● Dataset extract
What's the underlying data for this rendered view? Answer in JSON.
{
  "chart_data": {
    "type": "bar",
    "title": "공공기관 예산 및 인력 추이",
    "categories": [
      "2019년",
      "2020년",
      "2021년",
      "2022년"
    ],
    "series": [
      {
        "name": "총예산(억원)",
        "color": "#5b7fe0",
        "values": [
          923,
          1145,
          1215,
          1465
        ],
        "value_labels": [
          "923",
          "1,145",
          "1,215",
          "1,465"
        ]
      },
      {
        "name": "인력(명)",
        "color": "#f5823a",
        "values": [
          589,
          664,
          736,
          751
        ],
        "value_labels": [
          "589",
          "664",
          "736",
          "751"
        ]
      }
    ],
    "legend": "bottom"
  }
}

● Task prompt
Retype the data in full and match it exactly.

● In response
What's the underlying data for this rendered view? Answer in JSON.
{
  "chart_data": {
    "type": "bar",
    "title": "공공기관 예산 및 인력 추이",
    "categories": [
      "2019년",
      "2020년",
      "2021년",
      "2022년"
    ],
    "series": [
      {
        "name": "총예산(억원)",
        "color": "#5b7fe0",
        "values": [
          923,
          1145,
          1215,
          1465
        ],
        "value_labels": [
          "923",
          "1,145",
          "1,215",
          "1,465"
        ]
      },
      {
        "name": "인력(명)",
        "color": "#f5823a",
        "values": [
          589,
          664,
          736,
          751
        ],
        "value_labels": [
          "589",
          "664",
          "736",
          "751"
        ]
      }
    ],
    "legend": "bottom"
  }
}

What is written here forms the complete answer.